» **Given instruction**
Select from the records below every line that has the word "text" in it.
-----
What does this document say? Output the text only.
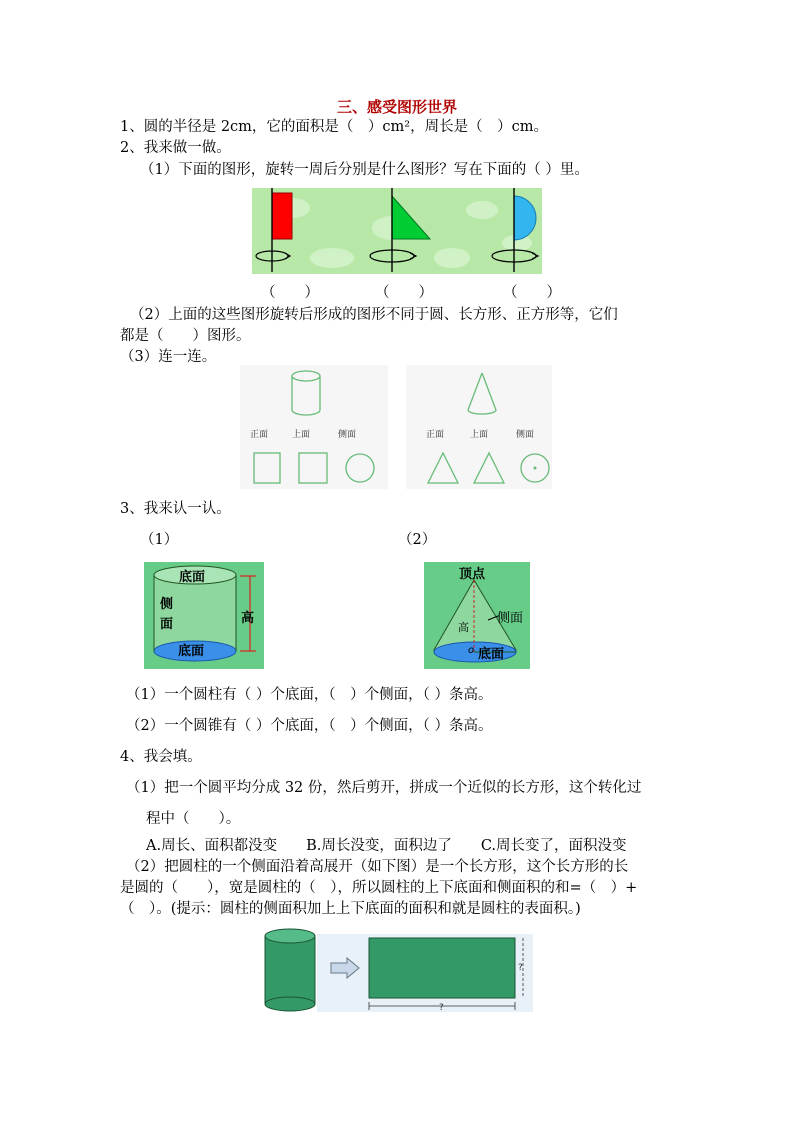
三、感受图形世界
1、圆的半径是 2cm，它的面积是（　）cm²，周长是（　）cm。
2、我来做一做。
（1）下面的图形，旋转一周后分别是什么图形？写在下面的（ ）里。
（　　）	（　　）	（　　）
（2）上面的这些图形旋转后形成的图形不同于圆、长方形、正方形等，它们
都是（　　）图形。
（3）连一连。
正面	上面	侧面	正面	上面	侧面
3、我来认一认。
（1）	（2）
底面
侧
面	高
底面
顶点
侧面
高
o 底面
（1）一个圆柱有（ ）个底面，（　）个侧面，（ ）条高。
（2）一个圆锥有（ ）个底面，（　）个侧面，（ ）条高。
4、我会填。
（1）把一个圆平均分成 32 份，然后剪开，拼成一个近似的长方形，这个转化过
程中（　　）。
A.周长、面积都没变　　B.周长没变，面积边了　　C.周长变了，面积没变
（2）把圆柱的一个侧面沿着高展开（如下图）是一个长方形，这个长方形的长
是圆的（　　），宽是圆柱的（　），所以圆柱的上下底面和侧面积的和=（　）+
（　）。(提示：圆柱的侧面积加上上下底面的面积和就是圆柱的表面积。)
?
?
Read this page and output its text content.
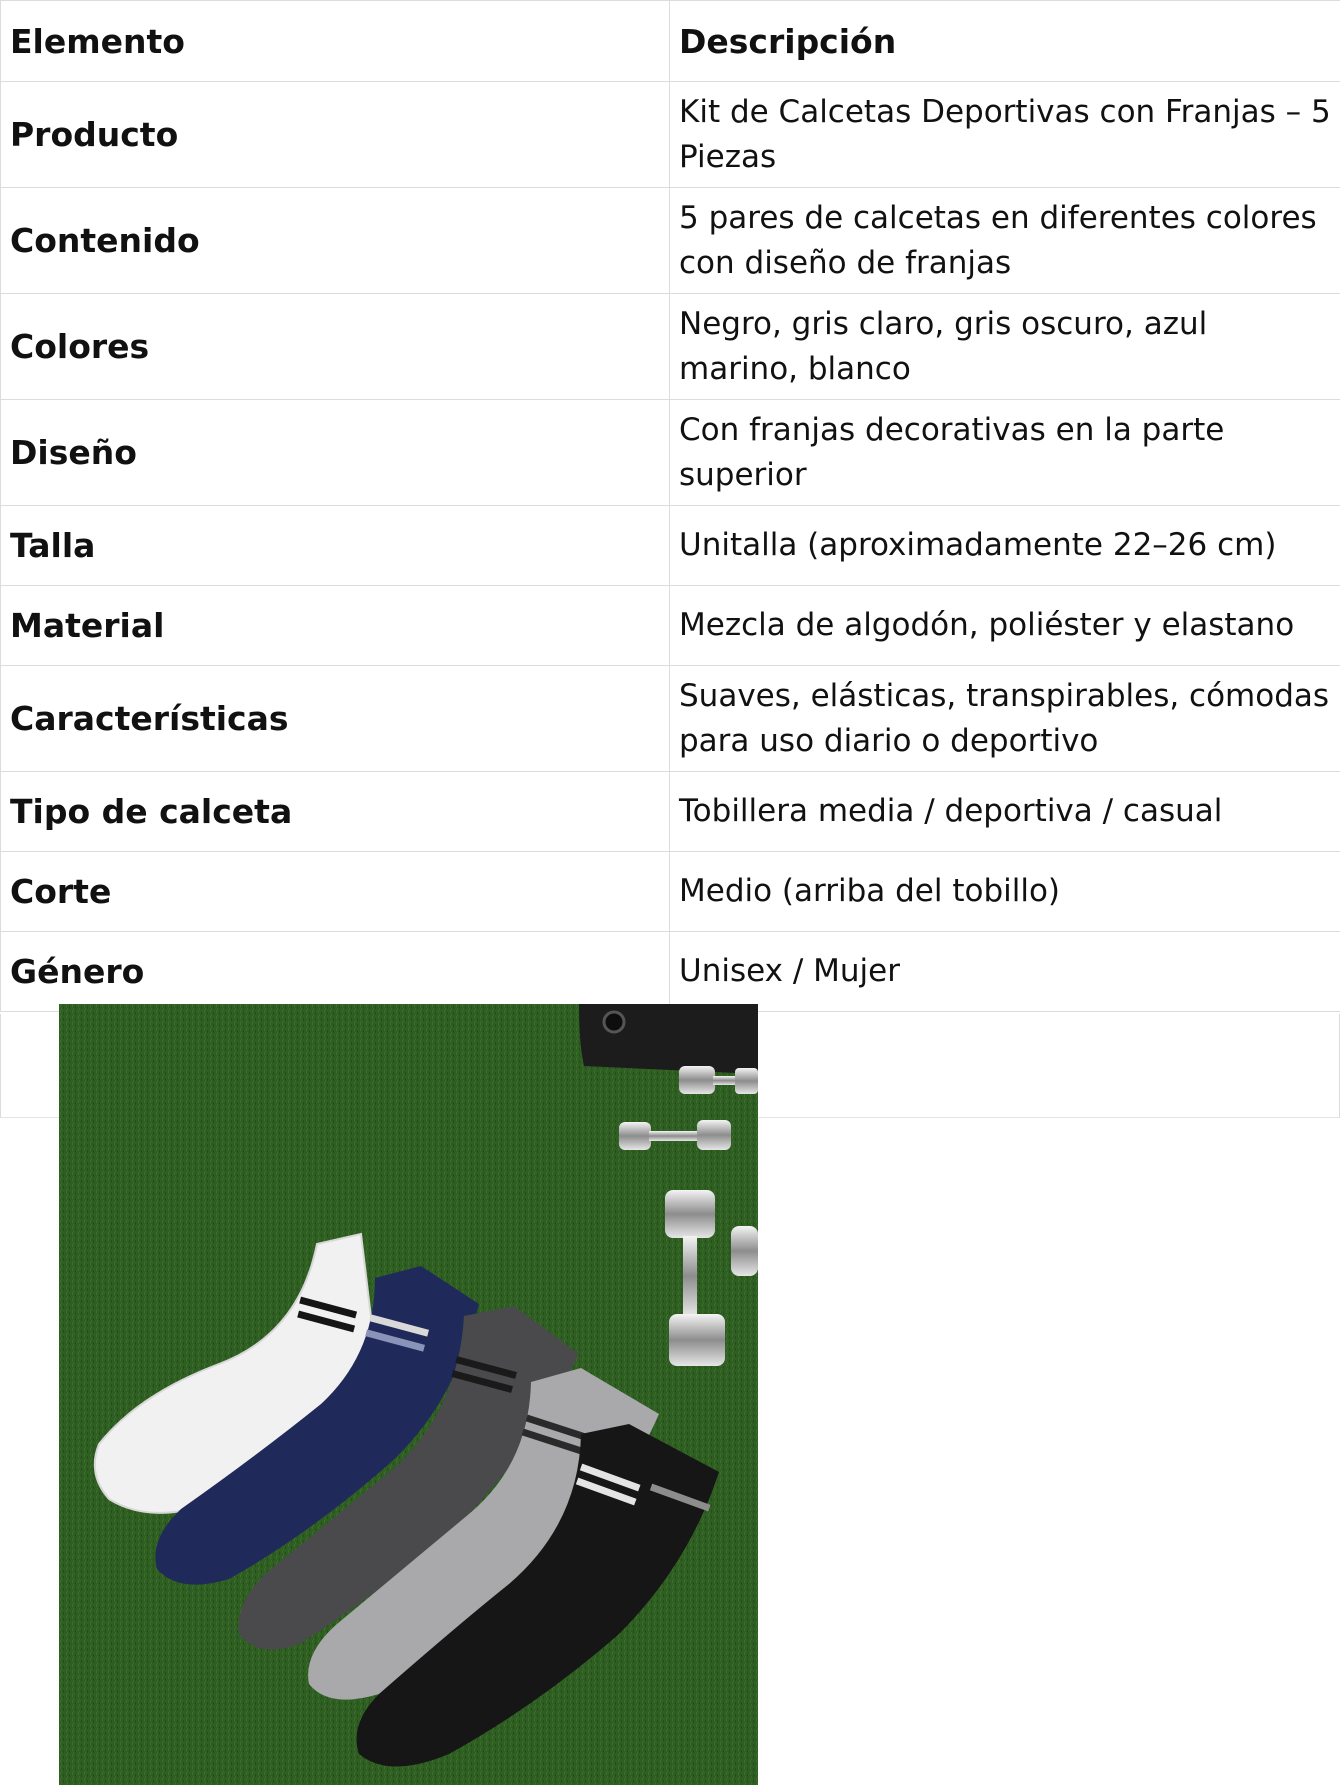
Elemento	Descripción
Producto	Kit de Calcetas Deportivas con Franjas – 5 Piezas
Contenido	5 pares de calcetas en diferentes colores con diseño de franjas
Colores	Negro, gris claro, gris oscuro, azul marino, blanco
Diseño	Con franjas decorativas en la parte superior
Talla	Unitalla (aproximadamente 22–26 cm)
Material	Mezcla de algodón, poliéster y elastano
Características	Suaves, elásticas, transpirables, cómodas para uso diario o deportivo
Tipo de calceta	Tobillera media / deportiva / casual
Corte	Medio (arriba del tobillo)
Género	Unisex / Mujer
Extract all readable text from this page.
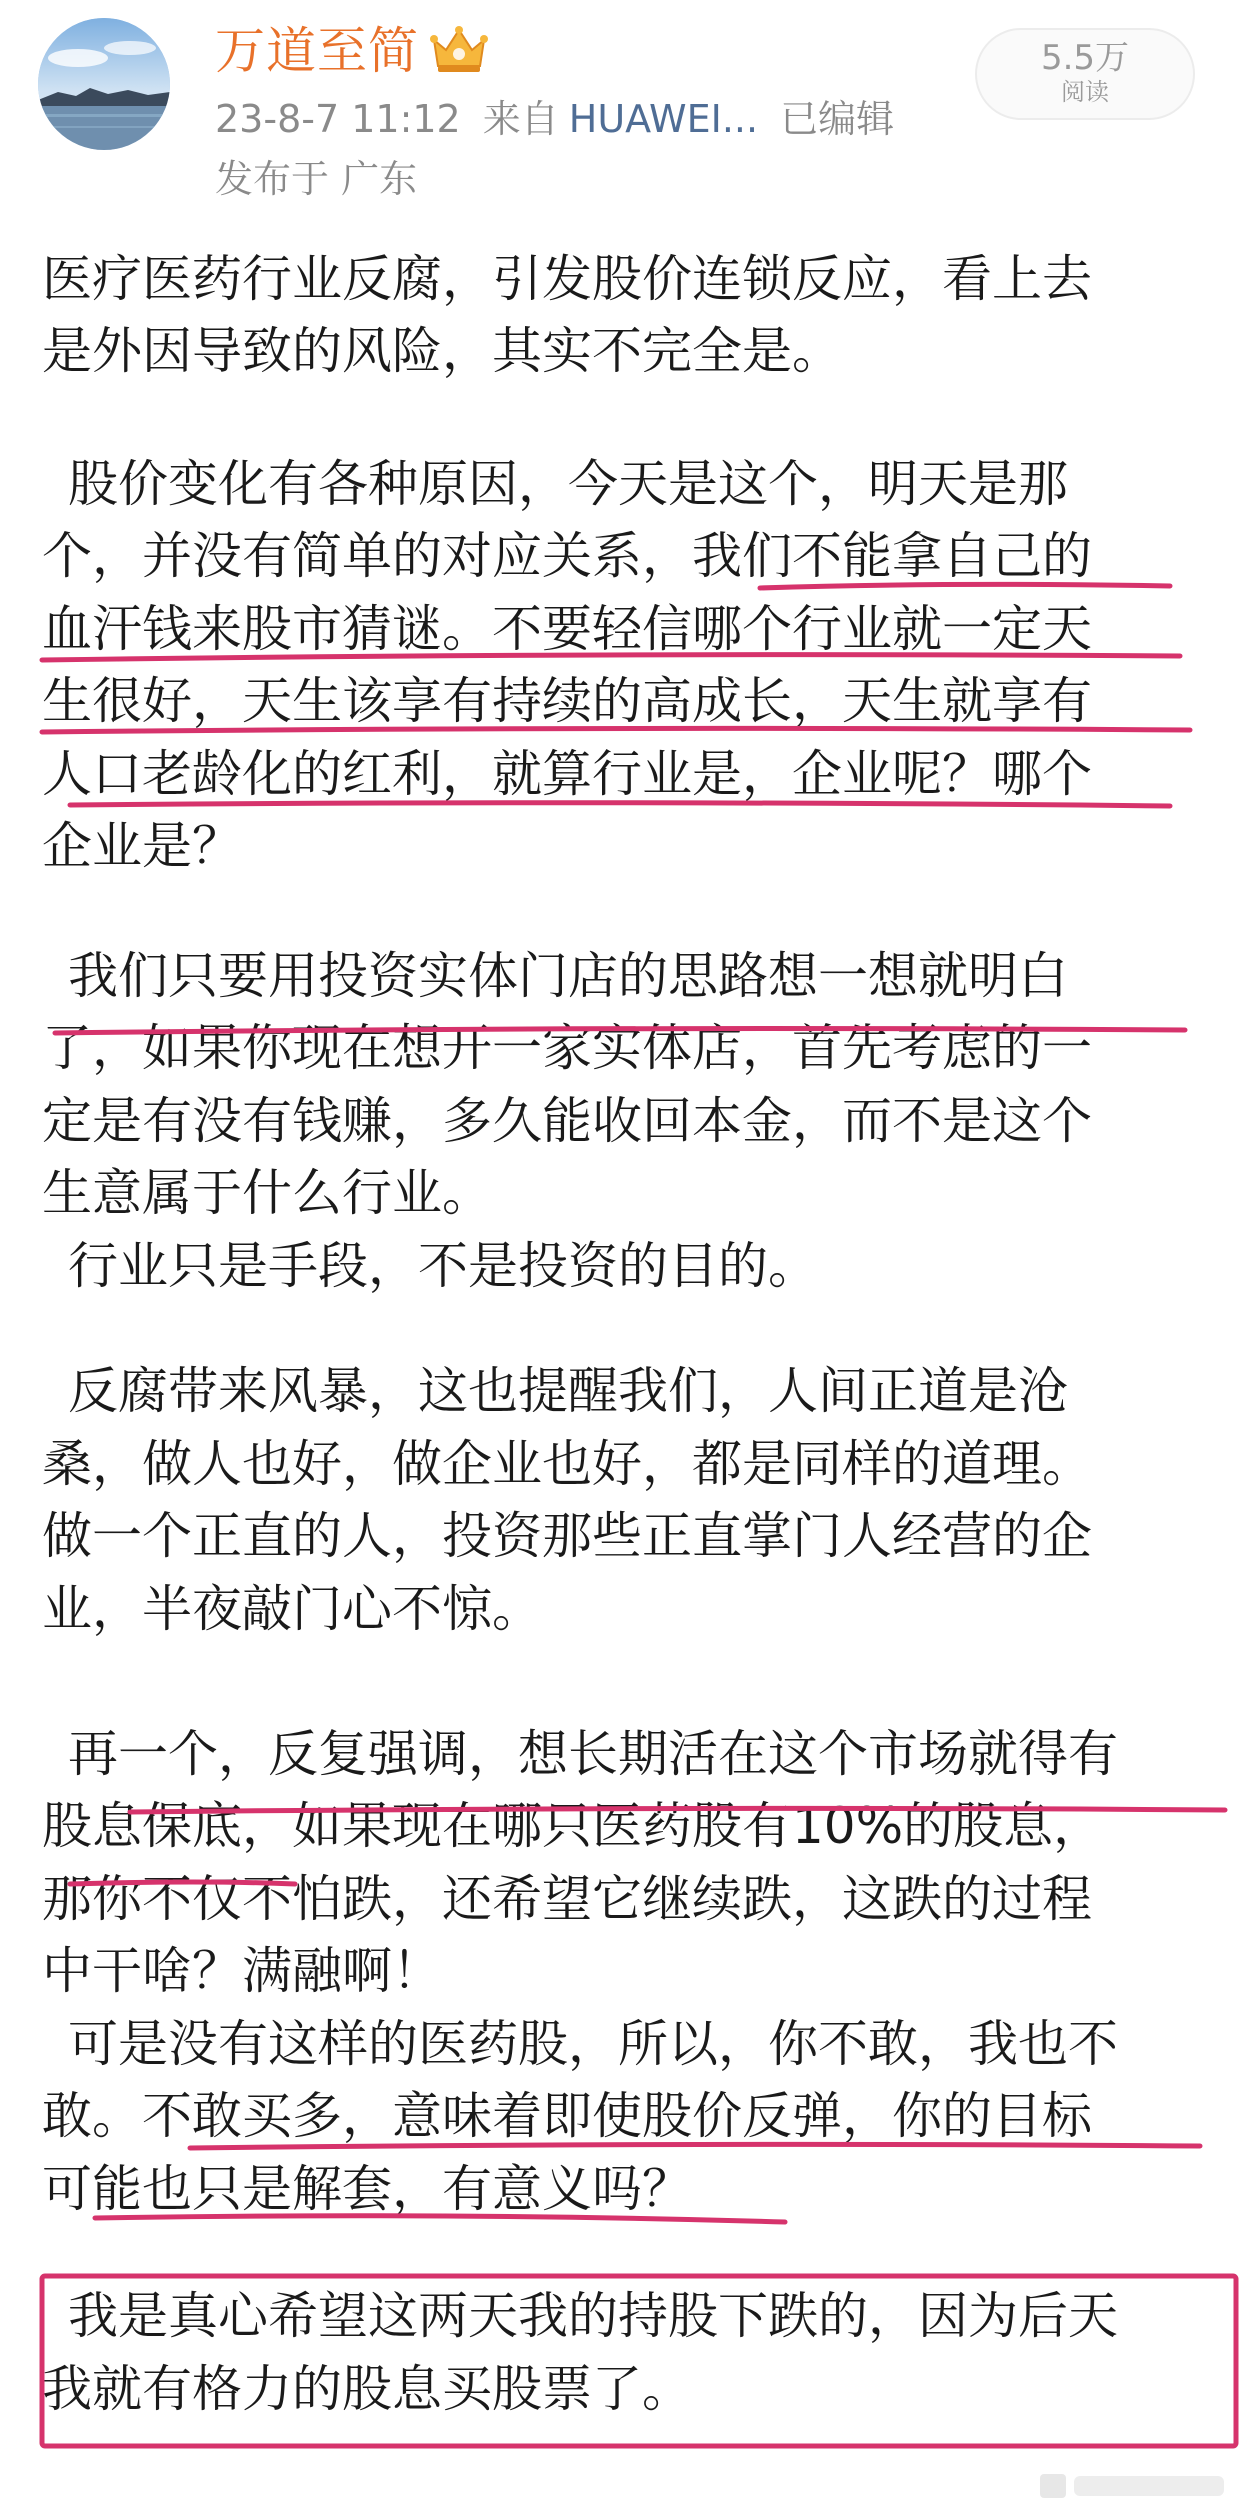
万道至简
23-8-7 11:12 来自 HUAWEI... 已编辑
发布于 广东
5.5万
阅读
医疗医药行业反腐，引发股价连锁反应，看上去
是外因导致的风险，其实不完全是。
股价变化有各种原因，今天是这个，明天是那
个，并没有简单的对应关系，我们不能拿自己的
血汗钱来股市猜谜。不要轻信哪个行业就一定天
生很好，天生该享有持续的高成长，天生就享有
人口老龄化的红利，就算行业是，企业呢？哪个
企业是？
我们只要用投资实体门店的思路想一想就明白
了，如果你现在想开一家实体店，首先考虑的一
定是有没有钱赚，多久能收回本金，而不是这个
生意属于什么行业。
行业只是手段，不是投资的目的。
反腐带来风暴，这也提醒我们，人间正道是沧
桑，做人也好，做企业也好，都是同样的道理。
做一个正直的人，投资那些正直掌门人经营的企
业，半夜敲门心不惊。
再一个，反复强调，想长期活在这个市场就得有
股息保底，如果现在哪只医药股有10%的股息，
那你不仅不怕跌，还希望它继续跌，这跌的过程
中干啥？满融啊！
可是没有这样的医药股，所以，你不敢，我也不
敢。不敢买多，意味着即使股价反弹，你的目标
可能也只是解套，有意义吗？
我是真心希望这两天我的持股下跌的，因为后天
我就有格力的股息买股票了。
-----
» **Full solution**
What does this document say? Output the text only.
Read this page and output its text content.
Extract all readable text from this page.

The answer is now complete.